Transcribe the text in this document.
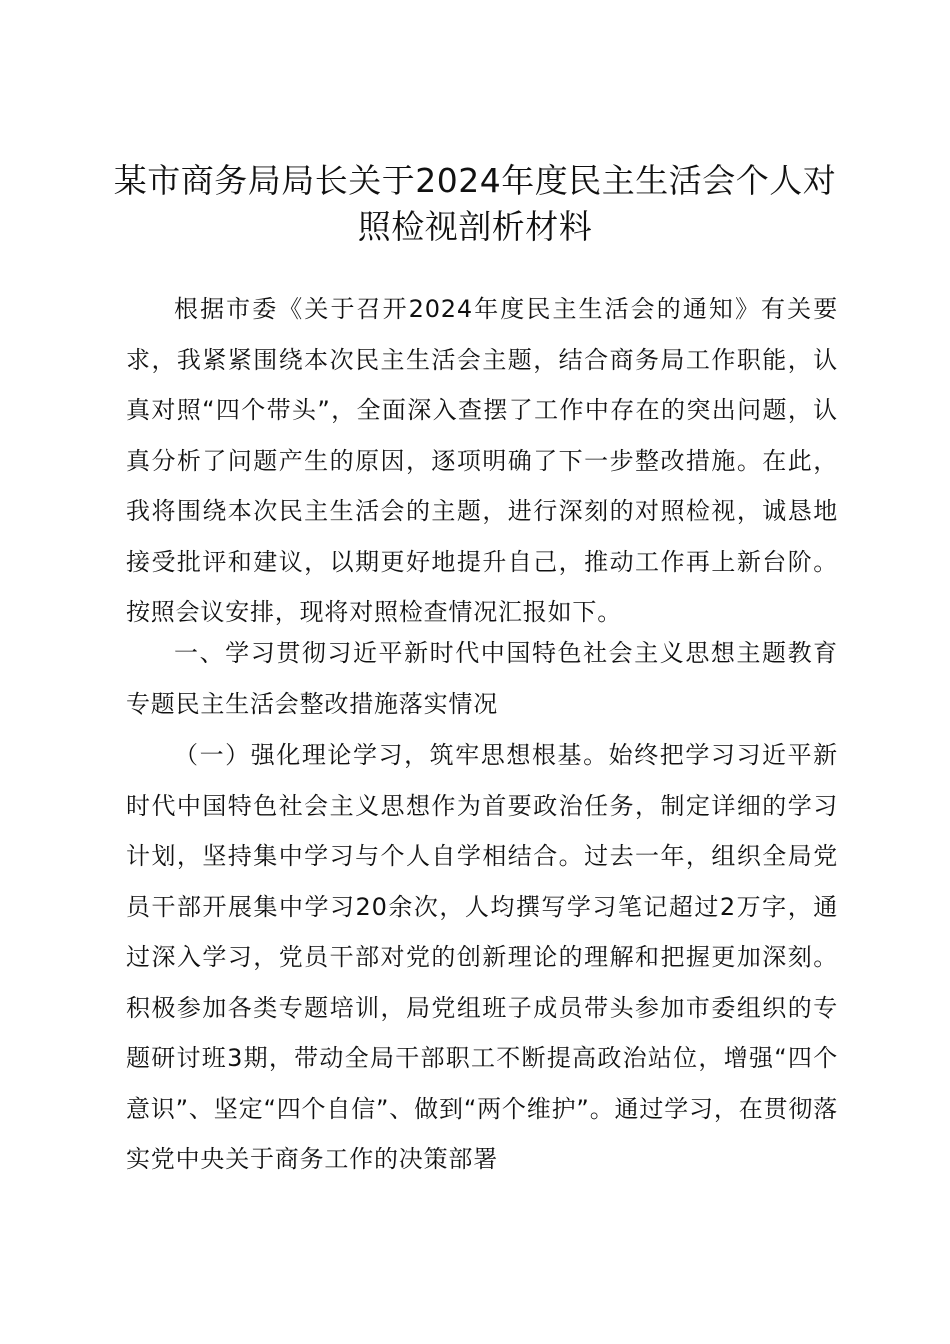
某市商务局局长关于2024年度民主生活会个人对照检视剖析材料

根据市委《关于召开2024年度民主生活会的通知》有关要求，我紧紧围绕本次民主生活会主题，结合商务局工作职能，认真对照“四个带头”，全面深入查摆了工作中存在的突出问题，认真分析了问题产生的原因，逐项明确了下一步整改措施。在此，我将围绕本次民主生活会的主题，进行深刻的对照检视，诚恳地接受批评和建议，以期更好地提升自己，推动工作再上新台阶。按照会议安排，现将对照检查情况汇报如下。

一、学习贯彻习近平新时代中国特色社会主义思想主题教育专题民主生活会整改措施落实情况

（一）强化理论学习，筑牢思想根基。始终把学习习近平新时代中国特色社会主义思想作为首要政治任务，制定详细的学习计划，坚持集中学习与个人自学相结合。过去一年，组织全局党员干部开展集中学习20余次，人均撰写学习笔记超过2万字，通过深入学习，党员干部对党的创新理论的理解和把握更加深刻。积极参加各类专题培训，局党组班子成员带头参加市委组织的专题研讨班3期，带动全局干部职工不断提高政治站位，增强“四个意识”、坚定“四个自信”、做到“两个维护”。通过学习，在贯彻落实党中央关于商务工作的决策部署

Task prompt:
Leave out the pictures and print each record exactly as it stands.

Result of the task:
Transcribe the text in this document.
某市商务局局长关于2024年度民主生活会个人对照检视剖析材料

根据市委《关于召开2024年度民主生活会的通知》有关要求，我紧紧围绕本次民主生活会主题，结合商务局工作职能，认真对照“四个带头”，全面深入查摆了工作中存在的突出问题，认真分析了问题产生的原因，逐项明确了下一步整改措施。在此，我将围绕本次民主生活会的主题，进行深刻的对照检视，诚恳地接受批评和建议，以期更好地提升自己，推动工作再上新台阶。按照会议安排，现将对照检查情况汇报如下。

一、学习贯彻习近平新时代中国特色社会主义思想主题教育专题民主生活会整改措施落实情况

（一）强化理论学习，筑牢思想根基。始终把学习习近平新时代中国特色社会主义思想作为首要政治任务，制定详细的学习计划，坚持集中学习与个人自学相结合。过去一年，组织全局党员干部开展集中学习20余次，人均撰写学习笔记超过2万字，通过深入学习，党员干部对党的创新理论的理解和把握更加深刻。积极参加各类专题培训，局党组班子成员带头参加市委组织的专题研讨班3期，带动全局干部职工不断提高政治站位，增强“四个意识”、坚定“四个自信”、做到“两个维护”。通过学习，在贯彻落实党中央关于商务工作的决策部署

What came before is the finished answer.